■ Task directions ■
Translate this sentence from the text on the Indiana Senate tax bill into Spanish: "SB 1 would reduce the state corporate income tax rate from 6.5 percent to 4.9 percent by 2019."

■ Document extract ■
--- START ---
Senate Bill 1, which would reduce the corporate income tax and eliminate the business personal property tax for small businesses, passed out of the Senate Tax and Fiscal Policy committee 7-2.

Pence asked the General Assembly to pass legislation that would phase out the business personal property tax during his State of the State address last week. Both the House and Senate have proposed plans to eliminate the tax.

Office of Management and Budget Director Chris Atkins, who spoke on behalf of Pence at the committee meeting, said the governor thinks the Senate plan addresses issues the state needs to resolve in order to remain economically competitive.

“While we’ve made substantial progress on our tax climate in recent years, the governor believes we need to continue to make progress on two important features of our tax system that are addressed in this bill,” Atkins said. “And those are the corporate tax and the business personal property tax.”

SB 1 would reduce the state corporate income tax rate from 6.5 percent to 4.9 percent by 2019. Sen. Brandt Hershman, R-Buck Creek, who authored the bill, said that would reduce state revenue by $130 million a year.

Additionally, businesses with less than $25,000 in personal property would no longer be required to pay the personal property tax. Hershman said this would cost the state $25 million a year.

But Hershman said that’s less than 1 percent of the state’s total annual revenue.

“Our overall goal is job creation. Our overall goal is to be economically competitive,” Hershman said. “And at the end of the day, the way to do that is by looking at what it costs to run a business in the state of Indiana.”

The bill also creates a Blue Ribbon Commission to study the effect phasing out the business personal property tax would have on the state’s economy over time.

Hershman said he thinks the business personal property tax is “disproportionally paid by a relatively small group of large taxpayers.

“I think a legitimate question can be raised is whether ultimately that’s the kind of tax policy we want in the state,” Hershman said.

In order to supplement part of the revenue lost by reducing the corporate income tax, Hershman proposed reducing the Research and Development tax credit by 50 percent and eliminating the College Contribution tax credit. That would add just under $25 million to the state’s economy.

And while most Indiana businesses said they support SB 1, some told the committee they are concerned about the effect removing the Research and Development tax credit would have on their operations.
--- END ---
Structured page parsing data:
--- START ---
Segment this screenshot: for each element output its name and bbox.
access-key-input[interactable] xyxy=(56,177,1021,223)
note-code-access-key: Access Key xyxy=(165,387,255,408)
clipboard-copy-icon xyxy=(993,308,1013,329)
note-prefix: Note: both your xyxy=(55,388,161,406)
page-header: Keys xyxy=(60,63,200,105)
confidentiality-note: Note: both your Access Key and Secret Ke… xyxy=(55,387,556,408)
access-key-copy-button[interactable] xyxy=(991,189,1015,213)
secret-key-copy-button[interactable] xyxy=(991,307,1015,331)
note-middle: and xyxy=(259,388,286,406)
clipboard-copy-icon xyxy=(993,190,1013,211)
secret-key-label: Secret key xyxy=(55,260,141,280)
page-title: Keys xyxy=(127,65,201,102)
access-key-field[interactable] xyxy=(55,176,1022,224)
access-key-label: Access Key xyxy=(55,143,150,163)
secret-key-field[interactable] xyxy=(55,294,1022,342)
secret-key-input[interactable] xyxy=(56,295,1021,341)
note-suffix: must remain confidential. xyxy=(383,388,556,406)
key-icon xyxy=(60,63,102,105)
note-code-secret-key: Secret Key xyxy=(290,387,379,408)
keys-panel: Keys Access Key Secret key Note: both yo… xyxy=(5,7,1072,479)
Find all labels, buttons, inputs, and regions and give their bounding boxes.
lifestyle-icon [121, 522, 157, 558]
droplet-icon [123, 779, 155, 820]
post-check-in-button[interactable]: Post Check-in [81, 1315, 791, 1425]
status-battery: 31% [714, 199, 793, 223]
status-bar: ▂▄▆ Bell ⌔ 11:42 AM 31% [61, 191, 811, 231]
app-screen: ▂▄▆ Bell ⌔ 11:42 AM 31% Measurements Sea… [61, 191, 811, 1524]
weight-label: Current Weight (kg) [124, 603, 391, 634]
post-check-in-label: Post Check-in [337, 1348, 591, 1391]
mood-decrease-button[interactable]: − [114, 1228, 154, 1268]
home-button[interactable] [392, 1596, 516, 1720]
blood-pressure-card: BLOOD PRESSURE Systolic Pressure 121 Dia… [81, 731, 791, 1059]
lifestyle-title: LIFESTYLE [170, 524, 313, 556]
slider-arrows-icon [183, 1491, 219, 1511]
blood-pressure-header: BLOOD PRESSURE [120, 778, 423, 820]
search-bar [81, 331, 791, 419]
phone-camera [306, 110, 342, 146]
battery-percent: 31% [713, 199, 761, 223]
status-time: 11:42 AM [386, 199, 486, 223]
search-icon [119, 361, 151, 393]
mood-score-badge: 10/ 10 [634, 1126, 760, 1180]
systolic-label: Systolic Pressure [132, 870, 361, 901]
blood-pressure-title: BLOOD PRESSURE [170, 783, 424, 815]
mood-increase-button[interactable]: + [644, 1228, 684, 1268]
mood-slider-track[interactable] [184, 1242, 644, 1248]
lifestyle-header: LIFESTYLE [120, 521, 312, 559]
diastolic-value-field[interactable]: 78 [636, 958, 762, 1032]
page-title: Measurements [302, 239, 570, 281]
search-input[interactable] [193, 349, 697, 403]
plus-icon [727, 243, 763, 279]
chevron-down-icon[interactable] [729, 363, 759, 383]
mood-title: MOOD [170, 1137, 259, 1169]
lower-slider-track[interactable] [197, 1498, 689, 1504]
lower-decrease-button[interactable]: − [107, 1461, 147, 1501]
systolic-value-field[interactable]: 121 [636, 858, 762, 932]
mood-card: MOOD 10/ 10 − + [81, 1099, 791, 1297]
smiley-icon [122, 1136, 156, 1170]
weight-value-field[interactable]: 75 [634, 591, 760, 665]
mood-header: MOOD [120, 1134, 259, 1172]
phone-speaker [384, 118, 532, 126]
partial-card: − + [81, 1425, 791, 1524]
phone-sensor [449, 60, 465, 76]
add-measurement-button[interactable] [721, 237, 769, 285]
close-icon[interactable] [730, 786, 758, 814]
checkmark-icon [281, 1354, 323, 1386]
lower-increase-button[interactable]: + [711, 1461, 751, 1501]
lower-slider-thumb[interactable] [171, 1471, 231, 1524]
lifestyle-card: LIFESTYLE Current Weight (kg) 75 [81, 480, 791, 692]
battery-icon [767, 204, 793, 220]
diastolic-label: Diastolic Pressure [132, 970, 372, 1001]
--- END ---
■ Answer to this exercise ■
La SB 1 reduciría la tasa estatal del impuesto sobre la renta de las sociedades del 6,5 por ciento al 4,9 por ciento para 2019.